■ DIRECTION
Transcribe the records in full, keeping every character as it is.

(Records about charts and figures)
============================================================
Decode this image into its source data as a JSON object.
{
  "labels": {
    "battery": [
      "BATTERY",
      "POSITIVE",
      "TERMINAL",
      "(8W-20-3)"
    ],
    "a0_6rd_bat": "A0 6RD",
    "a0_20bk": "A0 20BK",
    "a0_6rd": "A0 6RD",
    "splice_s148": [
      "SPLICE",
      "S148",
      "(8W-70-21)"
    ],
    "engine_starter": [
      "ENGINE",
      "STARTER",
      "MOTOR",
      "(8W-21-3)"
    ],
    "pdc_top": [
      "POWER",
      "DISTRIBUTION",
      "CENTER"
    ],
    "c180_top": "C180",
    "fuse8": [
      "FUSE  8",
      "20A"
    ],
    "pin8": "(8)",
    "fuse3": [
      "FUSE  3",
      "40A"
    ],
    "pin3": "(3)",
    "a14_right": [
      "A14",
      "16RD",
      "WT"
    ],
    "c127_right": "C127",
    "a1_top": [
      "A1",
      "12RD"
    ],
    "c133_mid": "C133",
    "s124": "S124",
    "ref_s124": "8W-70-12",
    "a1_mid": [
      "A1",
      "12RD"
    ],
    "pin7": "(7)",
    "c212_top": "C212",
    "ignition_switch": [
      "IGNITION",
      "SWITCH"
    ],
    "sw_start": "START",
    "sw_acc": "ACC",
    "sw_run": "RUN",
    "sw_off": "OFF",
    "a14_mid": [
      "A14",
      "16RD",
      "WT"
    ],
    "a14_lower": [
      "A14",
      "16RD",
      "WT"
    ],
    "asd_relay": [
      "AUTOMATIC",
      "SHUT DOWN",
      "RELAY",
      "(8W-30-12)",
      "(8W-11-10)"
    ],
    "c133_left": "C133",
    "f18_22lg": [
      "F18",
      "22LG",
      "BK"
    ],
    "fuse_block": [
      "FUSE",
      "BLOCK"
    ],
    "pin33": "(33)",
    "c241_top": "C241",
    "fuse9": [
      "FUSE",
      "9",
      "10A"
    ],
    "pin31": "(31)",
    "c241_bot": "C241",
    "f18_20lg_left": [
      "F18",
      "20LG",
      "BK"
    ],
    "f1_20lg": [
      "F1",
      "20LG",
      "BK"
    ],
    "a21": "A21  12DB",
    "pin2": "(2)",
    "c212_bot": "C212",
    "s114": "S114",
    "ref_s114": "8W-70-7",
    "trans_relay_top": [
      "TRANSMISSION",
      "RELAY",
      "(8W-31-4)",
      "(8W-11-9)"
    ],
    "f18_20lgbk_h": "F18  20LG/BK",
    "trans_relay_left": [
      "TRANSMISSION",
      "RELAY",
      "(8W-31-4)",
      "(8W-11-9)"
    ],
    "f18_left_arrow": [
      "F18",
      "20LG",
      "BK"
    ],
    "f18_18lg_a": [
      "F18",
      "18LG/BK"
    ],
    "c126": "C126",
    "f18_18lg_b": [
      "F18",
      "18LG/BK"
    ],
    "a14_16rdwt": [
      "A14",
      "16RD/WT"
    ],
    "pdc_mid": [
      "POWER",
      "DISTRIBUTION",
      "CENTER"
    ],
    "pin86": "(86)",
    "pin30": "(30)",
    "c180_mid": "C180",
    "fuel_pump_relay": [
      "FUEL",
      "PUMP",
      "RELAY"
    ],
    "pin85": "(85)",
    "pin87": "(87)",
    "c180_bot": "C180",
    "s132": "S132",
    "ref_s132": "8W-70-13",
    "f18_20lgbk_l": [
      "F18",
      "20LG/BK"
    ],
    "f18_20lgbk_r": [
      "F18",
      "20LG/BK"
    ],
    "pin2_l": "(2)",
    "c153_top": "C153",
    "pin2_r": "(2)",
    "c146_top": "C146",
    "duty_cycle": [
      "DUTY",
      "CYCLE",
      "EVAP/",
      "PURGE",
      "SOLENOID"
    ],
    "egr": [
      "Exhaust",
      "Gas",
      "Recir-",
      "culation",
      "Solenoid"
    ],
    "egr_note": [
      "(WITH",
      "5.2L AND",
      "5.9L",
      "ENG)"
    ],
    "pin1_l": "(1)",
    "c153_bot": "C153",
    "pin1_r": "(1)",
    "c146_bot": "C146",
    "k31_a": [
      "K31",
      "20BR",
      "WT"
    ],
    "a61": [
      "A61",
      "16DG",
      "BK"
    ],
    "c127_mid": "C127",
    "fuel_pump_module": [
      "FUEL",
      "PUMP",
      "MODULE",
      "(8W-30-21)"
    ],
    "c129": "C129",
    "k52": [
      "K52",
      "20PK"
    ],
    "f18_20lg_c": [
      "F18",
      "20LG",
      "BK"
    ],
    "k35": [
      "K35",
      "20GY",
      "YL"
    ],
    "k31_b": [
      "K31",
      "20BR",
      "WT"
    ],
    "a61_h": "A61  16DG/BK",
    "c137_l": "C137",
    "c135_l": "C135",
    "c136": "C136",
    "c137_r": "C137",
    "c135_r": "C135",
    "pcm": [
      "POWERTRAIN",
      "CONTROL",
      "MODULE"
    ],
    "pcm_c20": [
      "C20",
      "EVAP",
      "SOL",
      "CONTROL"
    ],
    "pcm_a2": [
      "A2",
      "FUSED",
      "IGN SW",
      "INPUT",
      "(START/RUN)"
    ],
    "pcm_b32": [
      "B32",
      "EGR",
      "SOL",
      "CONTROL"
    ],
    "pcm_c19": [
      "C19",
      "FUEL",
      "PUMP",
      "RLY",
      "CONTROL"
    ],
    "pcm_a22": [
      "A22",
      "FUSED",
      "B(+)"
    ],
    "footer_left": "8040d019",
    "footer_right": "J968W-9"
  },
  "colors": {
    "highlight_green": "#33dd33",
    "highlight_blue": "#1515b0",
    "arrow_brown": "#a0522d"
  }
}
============================================================
■ IN RESPONSE
Decode this image into its source data as a JSON object.
{
  "labels": {
    "battery": [
      "BATTERY",
      "POSITIVE",
      "TERMINAL",
      "(8W-20-3)"
    ],
    "a0_6rd_bat": "A0 6RD",
    "a0_20bk": "A0 20BK",
    "a0_6rd": "A0 6RD",
    "splice_s148": [
      "SPLICE",
      "S148",
      "(8W-70-21)"
    ],
    "engine_starter": [
      "ENGINE",
      "STARTER",
      "MOTOR",
      "(8W-21-3)"
    ],
    "pdc_top": [
      "POWER",
      "DISTRIBUTION",
      "CENTER"
    ],
    "c180_top": "C180",
    "fuse8": [
      "FUSE  8",
      "20A"
    ],
    "pin8": "(8)",
    "fuse3": [
      "FUSE  3",
      "40A"
    ],
    "pin3": "(3)",
    "a14_right": [
      "A14",
      "16RD",
      "WT"
    ],
    "c127_right": "C127",
    "a1_top": [
      "A1",
      "12RD"
    ],
    "c133_mid": "C133",
    "s124": "S124",
    "ref_s124": "8W-70-12",
    "a1_mid": [
      "A1",
      "12RD"
    ],
    "pin7": "(7)",
    "c212_top": "C212",
    "ignition_switch": [
      "IGNITION",
      "SWITCH"
    ],
    "sw_start": "START",
    "sw_acc": "ACC",
    "sw_run": "RUN",
    "sw_off": "OFF",
    "a14_mid": [
      "A14",
      "16RD",
      "WT"
    ],
    "a14_lower": [
      "A14",
      "16RD",
      "WT"
    ],
    "asd_relay": [
      "AUTOMATIC",
      "SHUT DOWN",
      "RELAY",
      "(8W-30-12)",
      "(8W-11-10)"
    ],
    "c133_left": "C133",
    "f18_22lg": [
      "F18",
      "22LG",
      "BK"
    ],
    "fuse_block": [
      "FUSE",
      "BLOCK"
    ],
    "pin33": "(33)",
    "c241_top": "C241",
    "fuse9": [
      "FUSE",
      "9",
      "10A"
    ],
    "pin31": "(31)",
    "c241_bot": "C241",
    "f18_20lg_left": [
      "F18",
      "20LG",
      "BK"
    ],
    "f1_20lg": [
      "F1",
      "20LG",
      "BK"
    ],
    "a21": "A21  12DB",
    "pin2": "(2)",
    "c212_bot": "C212",
    "s114": "S114",
    "ref_s114": "8W-70-7",
    "trans_relay_top": [
      "TRANSMISSION",
      "RELAY",
      "(8W-31-4)",
      "(8W-11-9)"
    ],
    "f18_20lgbk_h": "F18  20LG/BK",
    "trans_relay_left": [
      "TRANSMISSION",
      "RELAY",
      "(8W-31-4)",
      "(8W-11-9)"
    ],
    "f18_left_arrow": [
      "F18",
      "20LG",
      "BK"
    ],
    "f18_18lg_a": [
      "F18",
      "18LG/BK"
    ],
    "c126": "C126",
    "f18_18lg_b": [
      "F18",
      "18LG/BK"
    ],
    "a14_16rdwt": [
      "A14",
      "16RD/WT"
    ],
    "pdc_mid": [
      "POWER",
      "DISTRIBUTION",
      "CENTER"
    ],
    "pin86": "(86)",
    "pin30": "(30)",
    "c180_mid": "C180",
    "fuel_pump_relay": [
      "FUEL",
      "PUMP",
      "RELAY"
    ],
    "pin85": "(85)",
    "pin87": "(87)",
    "c180_bot": "C180",
    "s132": "S132",
    "ref_s132": "8W-70-13",
    "f18_20lgbk_l": [
      "F18",
      "20LG/BK"
    ],
    "f18_20lgbk_r": [
      "F18",
      "20LG/BK"
    ],
    "pin2_l": "(2)",
    "c153_top": "C153",
    "pin2_r": "(2)",
    "c146_top": "C146",
    "duty_cycle": [
      "DUTY",
      "CYCLE",
      "EVAP/",
      "PURGE",
      "SOLENOID"
    ],
    "egr": [
      "Exhaust",
      "Gas",
      "Recir-",
      "culation",
      "Solenoid"
    ],
    "egr_note": [
      "(WITH",
      "5.2L AND",
      "5.9L",
      "ENG)"
    ],
    "pin1_l": "(1)",
    "c153_bot": "C153",
    "pin1_r": "(1)",
    "c146_bot": "C146",
    "k31_a": [
      "K31",
      "20BR",
      "WT"
    ],
    "a61": [
      "A61",
      "16DG",
      "BK"
    ],
    "c127_mid": "C127",
    "fuel_pump_module": [
      "FUEL",
      "PUMP",
      "MODULE",
      "(8W-30-21)"
    ],
    "c129": "C129",
    "k52": [
      "K52",
      "20PK"
    ],
    "f18_20lg_c": [
      "F18",
      "20LG",
      "BK"
    ],
    "k35": [
      "K35",
      "20GY",
      "YL"
    ],
    "k31_b": [
      "K31",
      "20BR",
      "WT"
    ],
    "a61_h": "A61  16DG/BK",
    "c137_l": "C137",
    "c135_l": "C135",
    "c136": "C136",
    "c137_r": "C137",
    "c135_r": "C135",
    "pcm": [
      "POWERTRAIN",
      "CONTROL",
      "MODULE"
    ],
    "pcm_c20": [
      "C20",
      "EVAP",
      "SOL",
      "CONTROL"
    ],
    "pcm_a2": [
      "A2",
      "FUSED",
      "IGN SW",
      "INPUT",
      "(START/RUN)"
    ],
    "pcm_b32": [
      "B32",
      "EGR",
      "SOL",
      "CONTROL"
    ],
    "pcm_c19": [
      "C19",
      "FUEL",
      "PUMP",
      "RLY",
      "CONTROL"
    ],
    "pcm_a22": [
      "A22",
      "FUSED",
      "B(+)"
    ],
    "footer_left": "8040d019",
    "footer_right": "J968W-9"
  },
  "colors": {
    "highlight_green": "#33dd33",
    "highlight_blue": "#1515b0",
    "arrow_brown": "#a0522d"
  }
}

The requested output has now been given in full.